- _Your task_
Copy the listing below in full and skip every picture.

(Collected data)
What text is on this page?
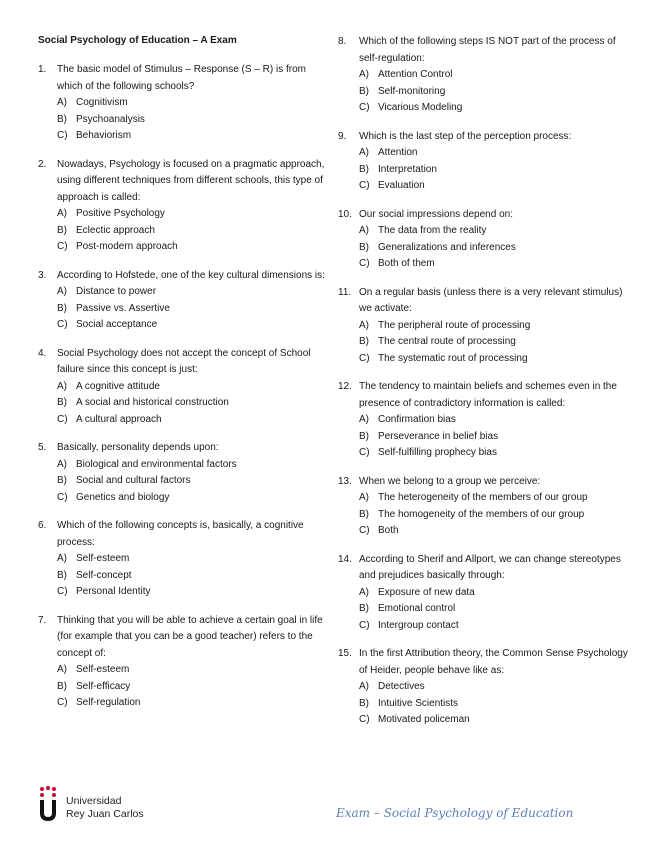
Social Psychology of Education – A Exam
1.	The basic model of Stimulus – Response (S – R) is from which of the following schools?
A) Cognitivism
B) Psychoanalysis
C) Behaviorism
2.	Nowadays, Psychology is focused on a pragmatic approach, using different techniques from different schools, this type of approach is called:
A) Positive Psychology
B) Eclectic approach
C) Post-modern approach
3.	According to Hofstede, one of the key cultural dimensions is:
A) Distance to power
B) Passive vs. Assertive
C) Social acceptance
4.	Social Psychology does not accept the concept of School failure since this concept is just:
A) A cognitive attitude
B) A social and historical construction
C) A cultural approach
5.	Basically, personality depends upon:
A) Biological and environmental factors
B) Social and cultural factors
C) Genetics and biology
6.	Which of the following concepts is, basically, a cognitive process:
A) Self-esteem
B) Self-concept
C) Personal Identity
7.	Thinking that you will be able to achieve a certain goal in life (for example that you can be a good teacher) refers to the concept of:
A) Self-esteem
B) Self-efficacy
C) Self-regulation
8.	Which of the following steps IS NOT part of the process of self-regulation:
A) Attention Control
B) Self-monitoring
C) Vicarious Modeling
9.	Which is the last step of the perception process:
A) Attention
B) Interpretation
C) Evaluation
10. Our social impressions depend on:
A) The data from the reality
B) Generalizations and inferences
C) Both of them
11. On a regular basis (unless there is a very relevant stimulus) we activate:
A) The peripheral route of processing
B) The central route of processing
C) The systematic rout of processing
12. The tendency to maintain beliefs and schemes even in the presence of contradictory information is called:
A) Confirmation bias
B) Perseverance in belief bias
C) Self-fulfilling prophecy bias
13. When we belong to a group we perceive:
A) The heterogeneity of the members of our group
B) The homogeneity of the members of our group
C) Both
14. According to Sherif and Allport, we can change stereotypes and prejudices basically through:
A) Exposure of new data
B) Emotional control
C) Intergroup contact
15. In the first Attribution theory, the Common Sense Psychology of Heider, people behave like as:
A) Detectives
B) Intuitive Scientists
C) Motivated policeman
Universidad
Rey Juan Carlos	Exam – Social Psychology of Education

- _Response to the task_
What text is on this page?
Social Psychology of Education – A Exam
1.	The basic model of Stimulus – Response (S – R) is from which of the following schools?
A) Cognitivism
B) Psychoanalysis
C) Behaviorism
2.	Nowadays, Psychology is focused on a pragmatic approach, using different techniques from different schools, this type of approach is called:
A) Positive Psychology
B) Eclectic approach
C) Post-modern approach
3.	According to Hofstede, one of the key cultural dimensions is:
A) Distance to power
B) Passive vs. Assertive
C) Social acceptance
4.	Social Psychology does not accept the concept of School failure since this concept is just:
A) A cognitive attitude
B) A social and historical construction
C) A cultural approach
5.	Basically, personality depends upon:
A) Biological and environmental factors
B) Social and cultural factors
C) Genetics and biology
6.	Which of the following concepts is, basically, a cognitive process:
A) Self-esteem
B) Self-concept
C) Personal Identity
7.	Thinking that you will be able to achieve a certain goal in life (for example that you can be a good teacher) refers to the concept of:
A) Self-esteem
B) Self-efficacy
C) Self-regulation
8.	Which of the following steps IS NOT part of the process of self-regulation:
A) Attention Control
B) Self-monitoring
C) Vicarious Modeling
9.	Which is the last step of the perception process:
A) Attention
B) Interpretation
C) Evaluation
10. Our social impressions depend on:
A) The data from the reality
B) Generalizations and inferences
C) Both of them
11. On a regular basis (unless there is a very relevant stimulus) we activate:
A) The peripheral route of processing
B) The central route of processing
C) The systematic rout of processing
12. The tendency to maintain beliefs and schemes even in the presence of contradictory information is called:
A) Confirmation bias
B) Perseverance in belief bias
C) Self-fulfilling prophecy bias
13. When we belong to a group we perceive:
A) The heterogeneity of the members of our group
B) The homogeneity of the members of our group
C) Both
14. According to Sherif and Allport, we can change stereotypes and prejudices basically through:
A) Exposure of new data
B) Emotional control
C) Intergroup contact
15. In the first Attribution theory, the Common Sense Psychology of Heider, people behave like as:
A) Detectives
B) Intuitive Scientists
C) Motivated policeman
Universidad
Rey Juan Carlos	Exam – Social Psychology of Education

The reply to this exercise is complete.